PROBLEM TO WORK ON » Find and copy each line of the records where the string "name" shows up.

INFORMATION GIVEN »
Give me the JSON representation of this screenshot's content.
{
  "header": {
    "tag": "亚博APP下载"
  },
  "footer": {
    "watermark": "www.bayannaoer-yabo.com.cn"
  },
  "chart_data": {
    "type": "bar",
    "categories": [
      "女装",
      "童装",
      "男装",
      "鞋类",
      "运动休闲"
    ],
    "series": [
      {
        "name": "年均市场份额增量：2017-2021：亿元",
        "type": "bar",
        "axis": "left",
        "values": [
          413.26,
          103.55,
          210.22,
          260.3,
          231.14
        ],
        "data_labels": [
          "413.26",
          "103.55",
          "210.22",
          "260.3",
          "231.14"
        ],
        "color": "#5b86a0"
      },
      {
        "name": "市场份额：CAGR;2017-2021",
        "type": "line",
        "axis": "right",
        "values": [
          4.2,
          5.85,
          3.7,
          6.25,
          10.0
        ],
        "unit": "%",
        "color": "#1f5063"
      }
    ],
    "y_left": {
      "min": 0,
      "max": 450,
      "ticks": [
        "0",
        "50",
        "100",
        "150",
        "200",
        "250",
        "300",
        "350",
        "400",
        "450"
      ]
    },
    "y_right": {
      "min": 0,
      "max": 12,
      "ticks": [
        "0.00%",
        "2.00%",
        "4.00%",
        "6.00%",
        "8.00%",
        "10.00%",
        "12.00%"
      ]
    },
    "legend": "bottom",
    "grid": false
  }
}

RESULT »
        "name": "年均市场份额增量：2017-2021：亿元",
        "name": "市场份额：CAGR;2017-2021",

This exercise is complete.